Your task:
Copy each of the entries below faithfully, setting aside any pictures.

+--

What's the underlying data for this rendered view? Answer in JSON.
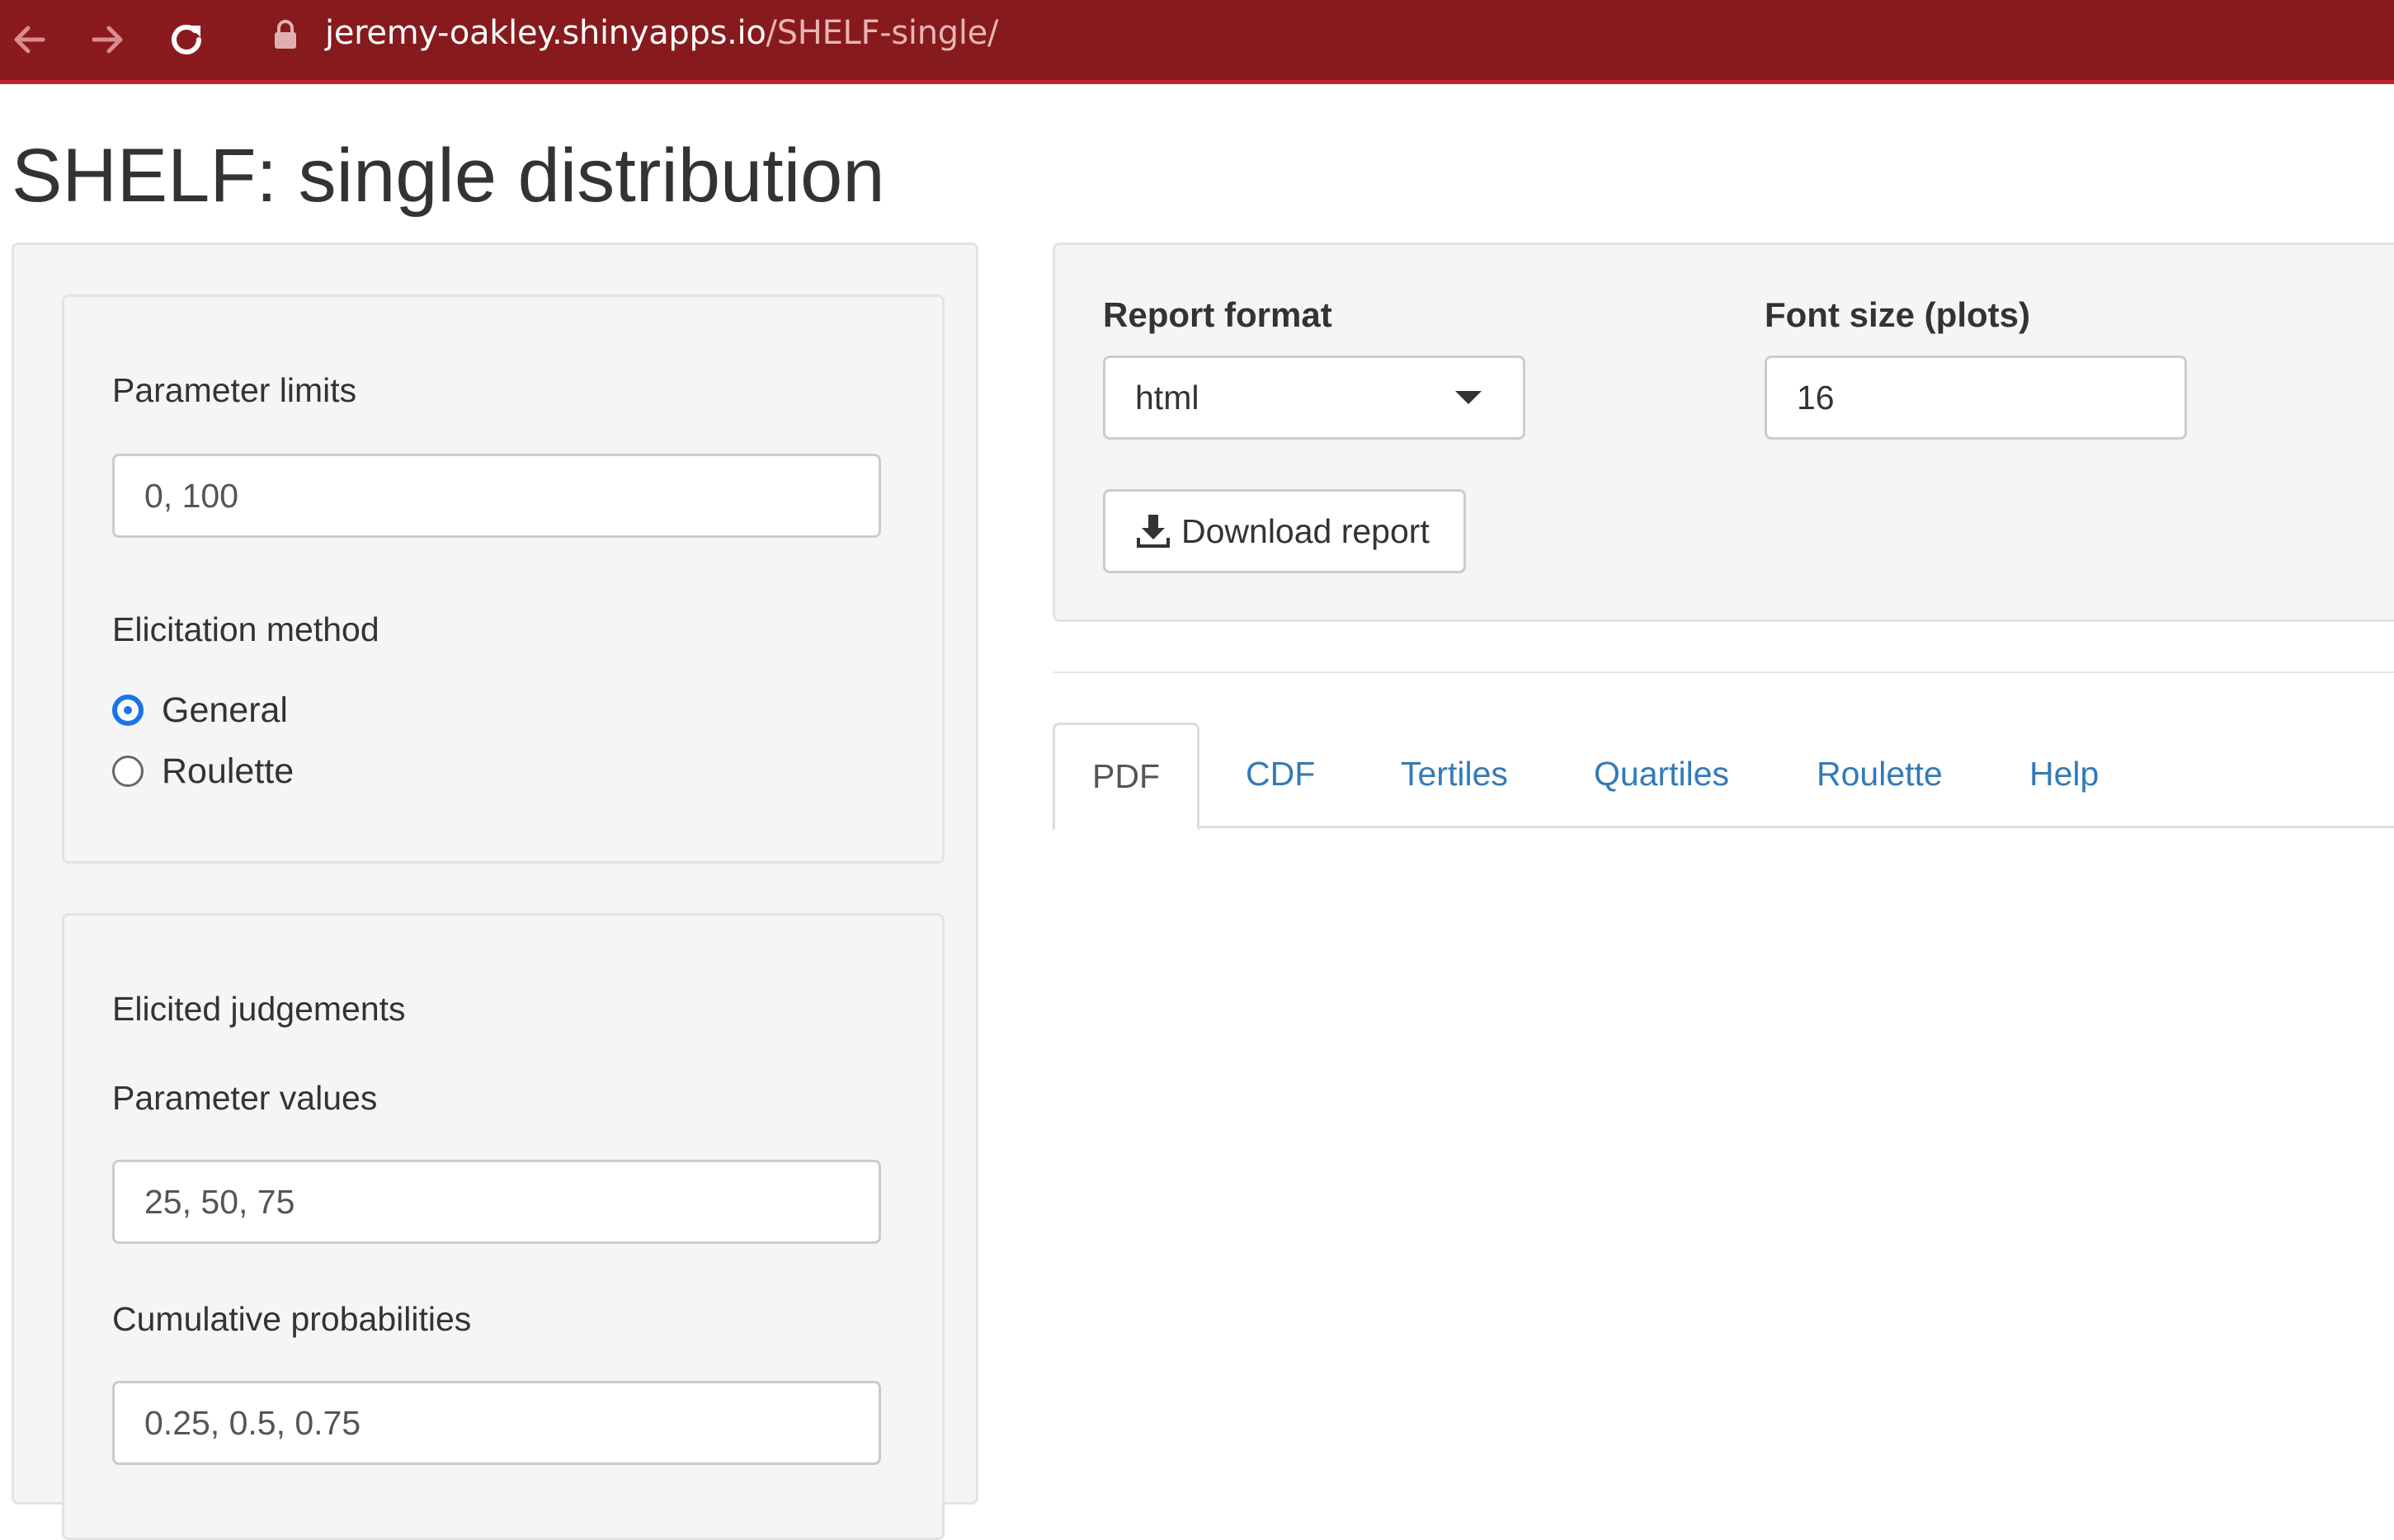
{
  "browser": {
    "url_host": "jeremy-oakley.shinyapps.io",
    "url_path": "/SHELF-single/",
    "icons": [
      "back-arrow-icon",
      "forward-arrow-icon",
      "reload-icon",
      "lock-icon"
    ]
  },
  "page": {
    "title": "SHELF: single distribution"
  },
  "sidebar": {
    "parameter_limits_label": "Parameter limits",
    "parameter_limits_value": "0, 100",
    "elicitation_method_label": "Elicitation method",
    "methods": [
      {
        "label": "General",
        "checked": true
      },
      {
        "label": "Roulette",
        "checked": false
      }
    ],
    "elicited_judgements_label": "Elicited judgements",
    "parameter_values_label": "Parameter values",
    "parameter_values_value": "25, 50, 75",
    "cumulative_probabilities_label": "Cumulative probabilities",
    "cumulative_probabilities_value": "0.25, 0.5, 0.75"
  },
  "report": {
    "format_label": "Report format",
    "format_value": "html",
    "font_size_label": "Font size (plots)",
    "font_size_value": "16",
    "download_label": "Download report"
  },
  "tabs": [
    {
      "label": "PDF",
      "active": true
    },
    {
      "label": "CDF",
      "active": false
    },
    {
      "label": "Tertiles",
      "active": false
    },
    {
      "label": "Quartiles",
      "active": false
    },
    {
      "label": "Roulette",
      "active": false
    },
    {
      "label": "Help",
      "active": false
    }
  ],
  "colors": {
    "browser_bar": "#8b1a1e",
    "link": "#337ab7",
    "radio_checked": "#1a73e8"
  }
}
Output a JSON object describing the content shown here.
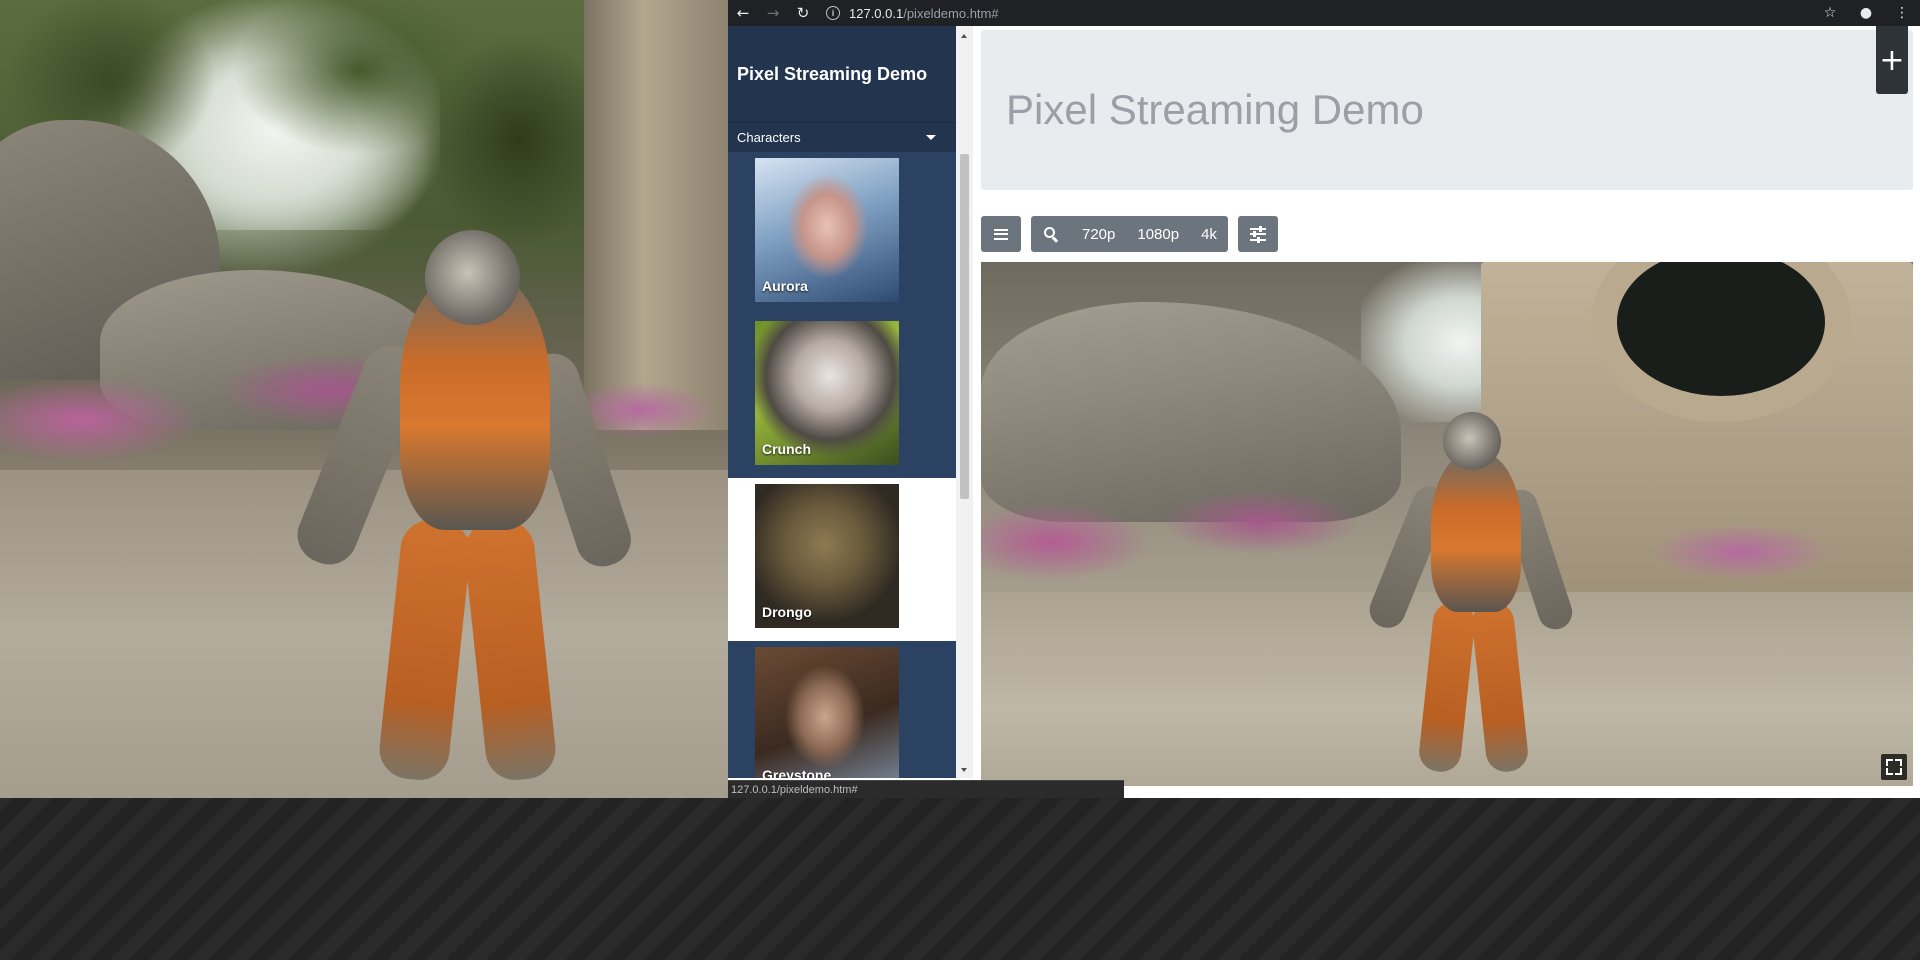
{
  "browser": {
    "url_host": "127.0.0.1",
    "url_path": "/pixeldemo.htm#",
    "status_url": "127.0.0.1/pixeldemo.htm#"
  },
  "sidebar": {
    "title": "Pixel Streaming Demo",
    "dropdown_label": "Characters",
    "characters": [
      {
        "name": "Aurora",
        "active": false
      },
      {
        "name": "Crunch",
        "active": false
      },
      {
        "name": "Drongo",
        "active": true
      },
      {
        "name": "Greystone",
        "active": false
      }
    ]
  },
  "main": {
    "title": "Pixel Streaming Demo",
    "plus_label": "+",
    "resolutions": [
      "720p",
      "1080p",
      "4k"
    ]
  },
  "colors": {
    "sidebar": "#2b4263",
    "sidebar_header": "#22344e",
    "button": "#6c757d",
    "jumbotron": "#e9ecef"
  },
  "icons": [
    "back-arrow-icon",
    "forward-arrow-icon",
    "reload-icon",
    "info-icon",
    "star-icon",
    "incognito-icon",
    "menu-dots-icon",
    "hamburger-icon",
    "zoom-icon",
    "sliders-icon",
    "fullscreen-icon"
  ]
}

+--

Answer for this exercise:
What's the underlying data for this rendered view? Answer in JSON.
{
  "browser": {
    "url_host": "jeremy-oakley.shinyapps.io",
    "url_path": "/SHELF-single/",
    "icons": [
      "back-arrow-icon",
      "forward-arrow-icon",
      "reload-icon",
      "lock-icon"
    ]
  },
  "page": {
    "title": "SHELF: single distribution"
  },
  "sidebar": {
    "parameter_limits_label": "Parameter limits",
    "parameter_limits_value": "0, 100",
    "elicitation_method_label": "Elicitation method",
    "methods": [
      {
        "label": "General",
        "checked": true
      },
      {
        "label": "Roulette",
        "checked": false
      }
    ],
    "elicited_judgements_label": "Elicited judgements",
    "parameter_values_label": "Parameter values",
    "parameter_values_value": "25, 50, 75",
    "cumulative_probabilities_label": "Cumulative probabilities",
    "cumulative_probabilities_value": "0.25, 0.5, 0.75"
  },
  "report": {
    "format_label": "Report format",
    "format_value": "html",
    "font_size_label": "Font size (plots)",
    "font_size_value": "16",
    "download_label": "Download report"
  },
  "tabs": [
    {
      "label": "PDF",
      "active": true
    },
    {
      "label": "CDF",
      "active": false
    },
    {
      "label": "Tertiles",
      "active": false
    },
    {
      "label": "Quartiles",
      "active": false
    },
    {
      "label": "Roulette",
      "active": false
    },
    {
      "label": "Help",
      "active": false
    }
  ],
  "colors": {
    "browser_bar": "#8b1a1e",
    "link": "#337ab7",
    "radio_checked": "#1a73e8"
  }
}
Output a JSON object describing the content shown here.
{
  "browser": {
    "url_host": "127.0.0.1",
    "url_path": "/pixeldemo.htm#",
    "status_url": "127.0.0.1/pixeldemo.htm#"
  },
  "sidebar": {
    "title": "Pixel Streaming Demo",
    "dropdown_label": "Characters",
    "characters": [
      {
        "name": "Aurora",
        "active": false
      },
      {
        "name": "Crunch",
        "active": false
      },
      {
        "name": "Drongo",
        "active": true
      },
      {
        "name": "Greystone",
        "active": false
      }
    ]
  },
  "main": {
    "title": "Pixel Streaming Demo",
    "plus_label": "+",
    "resolutions": [
      "720p",
      "1080p",
      "4k"
    ]
  },
  "colors": {
    "sidebar": "#2b4263",
    "sidebar_header": "#22344e",
    "button": "#6c757d",
    "jumbotron": "#e9ecef"
  },
  "icons": [
    "back-arrow-icon",
    "forward-arrow-icon",
    "reload-icon",
    "info-icon",
    "star-icon",
    "incognito-icon",
    "menu-dots-icon",
    "hamburger-icon",
    "zoom-icon",
    "sliders-icon",
    "fullscreen-icon"
  ]
}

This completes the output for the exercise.